TEXT PASSAGE:
# Thompson Lathe Tool Handles



## Eric_S

Thanks for the review Bob. I saw these just a few days ago in one of my recent winter tool catalogs and was curious about them. I may have to pick these up in the future. How long are they?


----------



## reggiek

Great review….I too favor a heavier handle….gives you alot more stability and is much safer as the handle will not split as easy as the cheap wood ones…I have had one blow and luckliy for me the tool hit he guard on my lathe (gotta love the Powermatic lathes). I also like the ability to add more shot to make them heavier or lighter for balance….I too will look into these…I have been making my own with steel pipe imbedded in wood handles - but it is alot of work and time consuming.


----------



## Big_Bob

Eric:
They come in 12, 16, and 20 inch sizes. I got the 20 inch.


----------



## StumpyNubs

I dunno, I just feel dirty buying handles for lathe tools when i could turn my own on the lathe. Seems wrong… But that's just me, I know others feel differently.


----------



## Big_Bob

Jim:
For spindle turning you could be right. I have found that with a large bowl gouge working with on a large out-of-round bowl blank the greater the mass of the handle the less the turner gets beat-up turning. Remember the rule in Physics, Force = Mass x Acceleration. The greater the mass of the tool the less the acceleration on the turner.


----------



## Gerry1942

I have a lot of lathe tools including a Thompson 1/2 inch bowl gouge I bought about 5 months ago. While my Easy Wood Finisher is still my favorite , my Thompson is a very close second. It is a a beautiful work of art itself 
as well as highly functional gouge. It holds an edge better than my other 3 Bowl gouges. The handles contain a fine shot and can be balanced to suit the user.. The price is competitive with other similar two part tools. It comes with your name laser cut in the handle at no extra charge.


----------

RAW DATA:
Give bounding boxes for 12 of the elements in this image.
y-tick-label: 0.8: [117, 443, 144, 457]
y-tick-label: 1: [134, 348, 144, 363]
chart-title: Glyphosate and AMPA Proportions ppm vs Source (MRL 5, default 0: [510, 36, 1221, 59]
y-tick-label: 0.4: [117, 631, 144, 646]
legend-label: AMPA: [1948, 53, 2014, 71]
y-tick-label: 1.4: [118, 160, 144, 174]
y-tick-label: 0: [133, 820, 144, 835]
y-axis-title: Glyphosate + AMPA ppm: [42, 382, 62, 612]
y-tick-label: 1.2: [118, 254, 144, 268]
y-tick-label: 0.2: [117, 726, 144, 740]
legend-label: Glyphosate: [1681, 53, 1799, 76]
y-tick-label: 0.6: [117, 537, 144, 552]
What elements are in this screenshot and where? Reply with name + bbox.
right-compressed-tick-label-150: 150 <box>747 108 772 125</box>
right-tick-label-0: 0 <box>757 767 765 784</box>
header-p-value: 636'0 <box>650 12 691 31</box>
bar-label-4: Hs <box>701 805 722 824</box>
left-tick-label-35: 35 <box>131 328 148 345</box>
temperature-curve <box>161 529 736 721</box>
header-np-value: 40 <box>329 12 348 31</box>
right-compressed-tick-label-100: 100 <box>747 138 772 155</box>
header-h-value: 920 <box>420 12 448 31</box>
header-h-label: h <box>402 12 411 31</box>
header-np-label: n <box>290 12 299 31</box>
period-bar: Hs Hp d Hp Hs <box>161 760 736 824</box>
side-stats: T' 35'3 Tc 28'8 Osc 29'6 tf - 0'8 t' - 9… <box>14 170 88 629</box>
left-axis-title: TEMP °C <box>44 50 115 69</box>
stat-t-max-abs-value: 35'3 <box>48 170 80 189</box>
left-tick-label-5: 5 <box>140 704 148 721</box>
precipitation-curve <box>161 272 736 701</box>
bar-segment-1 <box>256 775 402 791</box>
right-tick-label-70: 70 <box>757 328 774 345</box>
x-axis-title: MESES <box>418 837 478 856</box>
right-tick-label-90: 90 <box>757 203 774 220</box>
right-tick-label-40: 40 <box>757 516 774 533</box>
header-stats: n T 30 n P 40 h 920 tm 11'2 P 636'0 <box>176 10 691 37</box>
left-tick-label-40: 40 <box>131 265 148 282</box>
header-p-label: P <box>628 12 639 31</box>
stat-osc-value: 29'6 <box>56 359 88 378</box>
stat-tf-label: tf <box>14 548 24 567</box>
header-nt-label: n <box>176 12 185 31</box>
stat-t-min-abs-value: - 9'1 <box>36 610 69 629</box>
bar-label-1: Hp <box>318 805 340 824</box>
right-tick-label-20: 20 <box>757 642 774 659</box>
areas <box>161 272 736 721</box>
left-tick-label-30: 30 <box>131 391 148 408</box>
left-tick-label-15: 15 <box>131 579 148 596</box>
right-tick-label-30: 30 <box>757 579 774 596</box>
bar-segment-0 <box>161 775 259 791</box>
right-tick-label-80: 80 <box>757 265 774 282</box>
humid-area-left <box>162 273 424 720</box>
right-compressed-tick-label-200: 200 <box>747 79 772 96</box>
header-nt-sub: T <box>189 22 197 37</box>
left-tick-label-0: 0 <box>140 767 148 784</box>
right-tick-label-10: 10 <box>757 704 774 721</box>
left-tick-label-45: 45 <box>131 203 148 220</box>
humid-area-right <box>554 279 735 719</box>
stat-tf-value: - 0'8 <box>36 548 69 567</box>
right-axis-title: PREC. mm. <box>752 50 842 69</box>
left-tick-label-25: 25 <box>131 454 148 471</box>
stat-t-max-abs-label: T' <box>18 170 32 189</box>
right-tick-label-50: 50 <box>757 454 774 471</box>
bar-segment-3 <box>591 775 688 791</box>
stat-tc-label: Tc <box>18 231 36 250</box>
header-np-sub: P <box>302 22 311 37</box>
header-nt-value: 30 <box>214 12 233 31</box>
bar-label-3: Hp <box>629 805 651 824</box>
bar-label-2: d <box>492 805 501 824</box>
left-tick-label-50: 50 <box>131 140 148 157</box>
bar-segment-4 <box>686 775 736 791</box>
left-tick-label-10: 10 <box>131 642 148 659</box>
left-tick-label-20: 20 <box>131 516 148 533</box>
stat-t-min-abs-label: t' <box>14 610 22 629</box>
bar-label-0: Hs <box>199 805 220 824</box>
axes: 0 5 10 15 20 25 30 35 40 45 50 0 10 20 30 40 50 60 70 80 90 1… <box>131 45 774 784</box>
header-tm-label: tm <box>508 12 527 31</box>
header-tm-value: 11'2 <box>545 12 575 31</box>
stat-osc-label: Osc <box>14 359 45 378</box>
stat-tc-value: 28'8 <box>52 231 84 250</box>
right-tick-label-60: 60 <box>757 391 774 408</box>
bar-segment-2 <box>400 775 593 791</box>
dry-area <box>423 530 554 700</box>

WRITTEN PROBLEM A: In the lathe tool handle thread, rewrite the passage starting at "## StumpyNubs" and ending at "others feel differently.", putting "turning tools" in place of "lathe tools".
WRITTEN PROBLEM B: According to the lathe tool handle thread, what sizes do the Thompson handles come in?

WRITTEN ANSWER A:
## StumpyNubs

I dunno, I just feel dirty buying handles for turning tools when i could turn my own on the lathe. Seems wrong… But that's just me, I know others feel differently.

WRITTEN ANSWER B: 12, 16, and 20 inch sizes.